═════ Dataset rows
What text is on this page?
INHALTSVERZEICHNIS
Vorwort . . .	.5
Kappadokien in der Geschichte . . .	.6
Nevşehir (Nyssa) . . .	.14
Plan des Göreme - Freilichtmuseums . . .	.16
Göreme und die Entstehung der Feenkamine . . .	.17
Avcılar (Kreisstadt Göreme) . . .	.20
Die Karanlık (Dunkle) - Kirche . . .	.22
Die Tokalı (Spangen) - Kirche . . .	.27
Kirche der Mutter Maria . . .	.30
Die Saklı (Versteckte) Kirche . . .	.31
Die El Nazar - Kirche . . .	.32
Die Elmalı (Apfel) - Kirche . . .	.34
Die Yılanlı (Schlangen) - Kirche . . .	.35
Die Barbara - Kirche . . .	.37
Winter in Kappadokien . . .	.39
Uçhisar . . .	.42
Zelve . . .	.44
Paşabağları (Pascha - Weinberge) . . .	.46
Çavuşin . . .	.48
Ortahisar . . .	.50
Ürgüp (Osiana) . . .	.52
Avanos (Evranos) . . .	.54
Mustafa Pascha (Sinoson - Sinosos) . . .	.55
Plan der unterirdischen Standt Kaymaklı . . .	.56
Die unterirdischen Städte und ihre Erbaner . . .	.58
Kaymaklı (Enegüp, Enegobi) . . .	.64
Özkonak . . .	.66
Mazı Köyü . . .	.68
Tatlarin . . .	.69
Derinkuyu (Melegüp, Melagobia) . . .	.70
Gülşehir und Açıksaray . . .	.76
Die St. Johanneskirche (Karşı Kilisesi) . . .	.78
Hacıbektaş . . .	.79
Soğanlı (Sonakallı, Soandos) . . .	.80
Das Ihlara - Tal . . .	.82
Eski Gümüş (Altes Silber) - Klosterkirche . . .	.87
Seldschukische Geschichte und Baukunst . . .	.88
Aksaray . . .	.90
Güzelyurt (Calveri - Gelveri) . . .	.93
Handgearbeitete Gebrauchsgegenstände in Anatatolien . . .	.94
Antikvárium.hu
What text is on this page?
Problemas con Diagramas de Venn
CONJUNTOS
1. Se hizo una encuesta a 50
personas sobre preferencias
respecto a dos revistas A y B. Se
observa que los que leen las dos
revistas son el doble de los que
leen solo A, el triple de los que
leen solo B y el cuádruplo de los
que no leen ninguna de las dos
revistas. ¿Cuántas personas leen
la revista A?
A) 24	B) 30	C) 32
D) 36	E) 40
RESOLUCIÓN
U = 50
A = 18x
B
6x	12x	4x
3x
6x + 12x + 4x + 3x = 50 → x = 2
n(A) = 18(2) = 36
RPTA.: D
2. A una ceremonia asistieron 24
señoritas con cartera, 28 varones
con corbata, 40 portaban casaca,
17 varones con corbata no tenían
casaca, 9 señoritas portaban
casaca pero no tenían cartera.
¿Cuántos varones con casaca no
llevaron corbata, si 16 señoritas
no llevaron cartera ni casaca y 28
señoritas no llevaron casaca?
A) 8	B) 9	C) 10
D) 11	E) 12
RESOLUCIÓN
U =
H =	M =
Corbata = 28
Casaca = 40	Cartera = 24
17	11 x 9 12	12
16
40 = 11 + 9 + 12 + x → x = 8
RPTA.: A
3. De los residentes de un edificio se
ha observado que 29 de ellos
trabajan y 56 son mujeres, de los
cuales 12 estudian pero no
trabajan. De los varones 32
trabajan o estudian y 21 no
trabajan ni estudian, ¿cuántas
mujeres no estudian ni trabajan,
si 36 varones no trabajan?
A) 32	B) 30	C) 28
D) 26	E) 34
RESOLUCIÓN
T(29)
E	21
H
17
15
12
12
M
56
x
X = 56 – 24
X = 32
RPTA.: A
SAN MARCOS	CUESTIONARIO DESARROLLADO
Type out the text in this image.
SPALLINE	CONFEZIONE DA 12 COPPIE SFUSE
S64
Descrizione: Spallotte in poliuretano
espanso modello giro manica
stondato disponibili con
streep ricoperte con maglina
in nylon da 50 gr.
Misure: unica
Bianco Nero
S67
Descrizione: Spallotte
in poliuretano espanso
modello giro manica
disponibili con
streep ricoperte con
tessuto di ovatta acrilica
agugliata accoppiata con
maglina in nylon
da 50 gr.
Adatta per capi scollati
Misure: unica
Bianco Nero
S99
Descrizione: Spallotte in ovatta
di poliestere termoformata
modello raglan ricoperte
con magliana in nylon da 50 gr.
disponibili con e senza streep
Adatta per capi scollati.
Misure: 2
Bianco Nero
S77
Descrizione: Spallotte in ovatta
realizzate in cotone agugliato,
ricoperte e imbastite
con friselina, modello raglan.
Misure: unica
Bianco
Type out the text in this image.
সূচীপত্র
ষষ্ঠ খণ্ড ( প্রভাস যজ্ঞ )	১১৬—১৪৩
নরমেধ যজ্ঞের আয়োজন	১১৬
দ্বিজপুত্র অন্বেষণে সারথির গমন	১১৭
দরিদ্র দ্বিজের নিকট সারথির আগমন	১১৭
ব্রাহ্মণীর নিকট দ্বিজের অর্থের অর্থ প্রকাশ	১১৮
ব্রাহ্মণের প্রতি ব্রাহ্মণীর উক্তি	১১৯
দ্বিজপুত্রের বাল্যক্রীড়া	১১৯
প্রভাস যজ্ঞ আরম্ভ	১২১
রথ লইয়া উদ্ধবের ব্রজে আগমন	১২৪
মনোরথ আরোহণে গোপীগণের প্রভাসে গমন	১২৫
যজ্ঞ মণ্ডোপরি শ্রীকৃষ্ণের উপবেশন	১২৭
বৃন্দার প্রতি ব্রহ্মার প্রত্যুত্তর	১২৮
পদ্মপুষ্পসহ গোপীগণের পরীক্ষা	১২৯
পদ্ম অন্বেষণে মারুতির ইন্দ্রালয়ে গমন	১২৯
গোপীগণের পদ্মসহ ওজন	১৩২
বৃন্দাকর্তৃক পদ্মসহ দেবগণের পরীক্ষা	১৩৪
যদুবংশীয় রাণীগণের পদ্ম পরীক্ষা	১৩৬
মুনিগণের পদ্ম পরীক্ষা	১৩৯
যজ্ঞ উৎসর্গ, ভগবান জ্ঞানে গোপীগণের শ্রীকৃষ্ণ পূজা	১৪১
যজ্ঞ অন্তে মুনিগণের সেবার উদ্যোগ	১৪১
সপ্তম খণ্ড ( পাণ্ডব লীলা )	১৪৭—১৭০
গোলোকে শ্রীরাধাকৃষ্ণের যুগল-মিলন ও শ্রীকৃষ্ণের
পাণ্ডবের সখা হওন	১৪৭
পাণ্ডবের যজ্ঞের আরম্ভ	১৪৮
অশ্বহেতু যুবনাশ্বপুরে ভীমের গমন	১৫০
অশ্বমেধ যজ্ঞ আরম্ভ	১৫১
══════════
▶ Goal: Reproduce the whole listing word for word.

▶ Written answer:
What text is on this page?
INHALTSVERZEICHNIS
Vorwort . . .	.5
Kappadokien in der Geschichte . . .	.6
Nevşehir (Nyssa) . . .	.14
Plan des Göreme - Freilichtmuseums . . .	.16
Göreme und die Entstehung der Feenkamine . . .	.17
Avcılar (Kreisstadt Göreme) . . .	.20
Die Karanlık (Dunkle) - Kirche . . .	.22
Die Tokalı (Spangen) - Kirche . . .	.27
Kirche der Mutter Maria . . .	.30
Die Saklı (Versteckte) Kirche . . .	.31
Die El Nazar - Kirche . . .	.32
Die Elmalı (Apfel) - Kirche . . .	.34
Die Yılanlı (Schlangen) - Kirche . . .	.35
Die Barbara - Kirche . . .	.37
Winter in Kappadokien . . .	.39
Uçhisar . . .	.42
Zelve . . .	.44
Paşabağları (Pascha - Weinberge) . . .	.46
Çavuşin . . .	.48
Ortahisar . . .	.50
Ürgüp (Osiana) . . .	.52
Avanos (Evranos) . . .	.54
Mustafa Pascha (Sinoson - Sinosos) . . .	.55
Plan der unterirdischen Standt Kaymaklı . . .	.56
Die unterirdischen Städte und ihre Erbaner . . .	.58
Kaymaklı (Enegüp, Enegobi) . . .	.64
Özkonak . . .	.66
Mazı Köyü . . .	.68
Tatlarin . . .	.69
Derinkuyu (Melegüp, Melagobia) . . .	.70
Gülşehir und Açıksaray . . .	.76
Die St. Johanneskirche (Karşı Kilisesi) . . .	.78
Hacıbektaş . . .	.79
Soğanlı (Sonakallı, Soandos) . . .	.80
Das Ihlara - Tal . . .	.82
Eski Gümüş (Altes Silber) - Klosterkirche . . .	.87
Seldschukische Geschichte und Baukunst . . .	.88
Aksaray . . .	.90
Güzelyurt (Calveri - Gelveri) . . .	.93
Handgearbeitete Gebrauchsgegenstände in Anatatolien . . .	.94
Antikvárium.hu
What text is on this page?
Problemas con Diagramas de Venn
CONJUNTOS
1. Se hizo una encuesta a 50
personas sobre preferencias
respecto a dos revistas A y B. Se
observa que los que leen las dos
revistas son el doble de los que
leen solo A, el triple de los que
leen solo B y el cuádruplo de los
que no leen ninguna de las dos
revistas. ¿Cuántas personas leen
la revista A?
A) 24	B) 30	C) 32
D) 36	E) 40
RESOLUCIÓN
U = 50
A = 18x
B
6x	12x	4x
3x
6x + 12x + 4x + 3x = 50 → x = 2
n(A) = 18(2) = 36
RPTA.: D
2. A una ceremonia asistieron 24
señoritas con cartera, 28 varones
con corbata, 40 portaban casaca,
17 varones con corbata no tenían
casaca, 9 señoritas portaban
casaca pero no tenían cartera.
¿Cuántos varones con casaca no
llevaron corbata, si 16 señoritas
no llevaron cartera ni casaca y 28
señoritas no llevaron casaca?
A) 8	B) 9	C) 10
D) 11	E) 12
RESOLUCIÓN
U =
H =	M =
Corbata = 28
Casaca = 40	Cartera = 24
17	11 x 9 12	12
16
40 = 11 + 9 + 12 + x → x = 8
RPTA.: A
3. De los residentes de un edificio se
ha observado que 29 de ellos
trabajan y 56 son mujeres, de los
cuales 12 estudian pero no
trabajan. De los varones 32
trabajan o estudian y 21 no
trabajan ni estudian, ¿cuántas
mujeres no estudian ni trabajan,
si 36 varones no trabajan?
A) 32	B) 30	C) 28
D) 26	E) 34
RESOLUCIÓN
T(29)
E	21
H
17
15
12
12
M
56
x
X = 56 – 24
X = 32
RPTA.: A
SAN MARCOS	CUESTIONARIO DESARROLLADO
Type out the text in this image.
SPALLINE	CONFEZIONE DA 12 COPPIE SFUSE
S64
Descrizione: Spallotte in poliuretano
espanso modello giro manica
stondato disponibili con
streep ricoperte con maglina
in nylon da 50 gr.
Misure: unica
Bianco Nero
S67
Descrizione: Spallotte
in poliuretano espanso
modello giro manica
disponibili con
streep ricoperte con
tessuto di ovatta acrilica
agugliata accoppiata con
maglina in nylon
da 50 gr.
Adatta per capi scollati
Misure: unica
Bianco Nero
S99
Descrizione: Spallotte in ovatta
di poliestere termoformata
modello raglan ricoperte
con magliana in nylon da 50 gr.
disponibili con e senza streep
Adatta per capi scollati.
Misure: 2
Bianco Nero
S77
Descrizione: Spallotte in ovatta
realizzate in cotone agugliato,
ricoperte e imbastite
con friselina, modello raglan.
Misure: unica
Bianco
Type out the text in this image.
সূচীপত্র
ষষ্ঠ খণ্ড ( প্রভাস যজ্ঞ )	১১৬—১৪৩
নরমেধ যজ্ঞের আয়োজন	১১৬
দ্বিজপুত্র অন্বেষণে সারথির গমন	১১৭
দরিদ্র দ্বিজের নিকট সারথির আগমন	১১৭
ব্রাহ্মণীর নিকট দ্বিজের অর্থের অর্থ প্রকাশ	১১৮
ব্রাহ্মণের প্রতি ব্রাহ্মণীর উক্তি	১১৯
দ্বিজপুত্রের বাল্যক্রীড়া	১১৯
প্রভাস যজ্ঞ আরম্ভ	১২১
রথ লইয়া উদ্ধবের ব্রজে আগমন	১২৪
মনোরথ আরোহণে গোপীগণের প্রভাসে গমন	১২৫
যজ্ঞ মণ্ডোপরি শ্রীকৃষ্ণের উপবেশন	১২৭
বৃন্দার প্রতি ব্রহ্মার প্রত্যুত্তর	১২৮
পদ্মপুষ্পসহ গোপীগণের পরীক্ষা	১২৯
পদ্ম অন্বেষণে মারুতির ইন্দ্রালয়ে গমন	১২৯
গোপীগণের পদ্মসহ ওজন	১৩২
বৃন্দাকর্তৃক পদ্মসহ দেবগণের পরীক্ষা	১৩৪
যদুবংশীয় রাণীগণের পদ্ম পরীক্ষা	১৩৬
মুনিগণের পদ্ম পরীক্ষা	১৩৯
যজ্ঞ উৎসর্গ, ভগবান জ্ঞানে গোপীগণের শ্রীকৃষ্ণ পূজা	১৪১
যজ্ঞ অন্তে মুনিগণের সেবার উদ্যোগ	১৪১
সপ্তম খণ্ড ( পাণ্ডব লীলা )	১৪৭—১৭০
গোলোকে শ্রীরাধাকৃষ্ণের যুগল-মিলন ও শ্রীকৃষ্ণের
পাণ্ডবের সখা হওন	১৪৭
পাণ্ডবের যজ্ঞের আরম্ভ	১৪৮
অশ্বহেতু যুবনাশ্বপুরে ভীমের গমন	১৫০
অশ্বমেধ যজ্ঞ আরম্ভ	১৫১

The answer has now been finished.